## [Task instructions]
Repeat each line exactly, leaving nothing out.

## [Dataset extract]
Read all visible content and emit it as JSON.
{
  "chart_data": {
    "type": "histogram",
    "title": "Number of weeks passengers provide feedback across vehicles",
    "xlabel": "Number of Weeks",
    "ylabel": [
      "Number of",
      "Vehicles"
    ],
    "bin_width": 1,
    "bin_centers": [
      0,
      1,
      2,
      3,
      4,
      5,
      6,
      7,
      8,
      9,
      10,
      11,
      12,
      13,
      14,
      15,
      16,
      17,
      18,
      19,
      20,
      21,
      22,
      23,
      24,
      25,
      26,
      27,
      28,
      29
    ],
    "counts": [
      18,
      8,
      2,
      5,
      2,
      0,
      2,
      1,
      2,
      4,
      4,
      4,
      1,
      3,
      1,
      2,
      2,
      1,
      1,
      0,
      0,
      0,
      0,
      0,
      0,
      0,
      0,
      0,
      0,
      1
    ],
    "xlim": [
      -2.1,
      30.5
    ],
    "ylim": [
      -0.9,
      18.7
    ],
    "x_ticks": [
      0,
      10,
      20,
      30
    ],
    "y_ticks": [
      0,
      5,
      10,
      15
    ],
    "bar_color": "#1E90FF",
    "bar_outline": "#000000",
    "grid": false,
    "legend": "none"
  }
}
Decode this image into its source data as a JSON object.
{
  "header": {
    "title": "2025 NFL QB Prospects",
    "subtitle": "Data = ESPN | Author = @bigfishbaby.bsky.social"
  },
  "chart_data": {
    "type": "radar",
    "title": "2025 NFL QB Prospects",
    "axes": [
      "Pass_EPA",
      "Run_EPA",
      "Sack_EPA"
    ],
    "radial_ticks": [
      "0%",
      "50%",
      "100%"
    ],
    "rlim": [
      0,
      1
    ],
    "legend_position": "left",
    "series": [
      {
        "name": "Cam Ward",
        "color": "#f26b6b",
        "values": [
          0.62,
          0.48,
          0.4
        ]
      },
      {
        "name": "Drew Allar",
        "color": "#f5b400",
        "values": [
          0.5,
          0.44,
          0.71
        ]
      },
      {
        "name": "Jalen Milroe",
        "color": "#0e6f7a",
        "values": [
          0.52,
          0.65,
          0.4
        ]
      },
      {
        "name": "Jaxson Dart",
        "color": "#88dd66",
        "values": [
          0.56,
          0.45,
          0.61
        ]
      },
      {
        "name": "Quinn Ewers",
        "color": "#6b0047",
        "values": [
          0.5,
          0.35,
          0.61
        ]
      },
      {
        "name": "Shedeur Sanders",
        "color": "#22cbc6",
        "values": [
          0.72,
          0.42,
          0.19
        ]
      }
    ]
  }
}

## [Full answer]
Read all visible content and emit it as JSON.
{
  "chart_data": {
    "type": "histogram",
    "title": "Number of weeks passengers provide feedback across vehicles",
    "xlabel": "Number of Weeks",
    "ylabel": [
      "Number of",
      "Vehicles"
    ],
    "bin_width": 1,
    "bin_centers": [
      0,
      1,
      2,
      3,
      4,
      5,
      6,
      7,
      8,
      9,
      10,
      11,
      12,
      13,
      14,
      15,
      16,
      17,
      18,
      19,
      20,
      21,
      22,
      23,
      24,
      25,
      26,
      27,
      28,
      29
    ],
    "counts": [
      18,
      8,
      2,
      5,
      2,
      0,
      2,
      1,
      2,
      4,
      4,
      4,
      1,
      3,
      1,
      2,
      2,
      1,
      1,
      0,
      0,
      0,
      0,
      0,
      0,
      0,
      0,
      0,
      0,
      1
    ],
    "xlim": [
      -2.1,
      30.5
    ],
    "ylim": [
      -0.9,
      18.7
    ],
    "x_ticks": [
      0,
      10,
      20,
      30
    ],
    "y_ticks": [
      0,
      5,
      10,
      15
    ],
    "bar_color": "#1E90FF",
    "bar_outline": "#000000",
    "grid": false,
    "legend": "none"
  }
}
Decode this image into its source data as a JSON object.
{
  "header": {
    "title": "2025 NFL QB Prospects",
    "subtitle": "Data = ESPN | Author = @bigfishbaby.bsky.social"
  },
  "chart_data": {
    "type": "radar",
    "title": "2025 NFL QB Prospects",
    "axes": [
      "Pass_EPA",
      "Run_EPA",
      "Sack_EPA"
    ],
    "radial_ticks": [
      "0%",
      "50%",
      "100%"
    ],
    "rlim": [
      0,
      1
    ],
    "legend_position": "left",
    "series": [
      {
        "name": "Cam Ward",
        "color": "#f26b6b",
        "values": [
          0.62,
          0.48,
          0.4
        ]
      },
      {
        "name": "Drew Allar",
        "color": "#f5b400",
        "values": [
          0.5,
          0.44,
          0.71
        ]
      },
      {
        "name": "Jalen Milroe",
        "color": "#0e6f7a",
        "values": [
          0.52,
          0.65,
          0.4
        ]
      },
      {
        "name": "Jaxson Dart",
        "color": "#88dd66",
        "values": [
          0.56,
          0.45,
          0.61
        ]
      },
      {
        "name": "Quinn Ewers",
        "color": "#6b0047",
        "values": [
          0.5,
          0.35,
          0.61
        ]
      },
      {
        "name": "Shedeur Sanders",
        "color": "#22cbc6",
        "values": [
          0.72,
          0.42,
          0.19
        ]
      }
    ]
  }
}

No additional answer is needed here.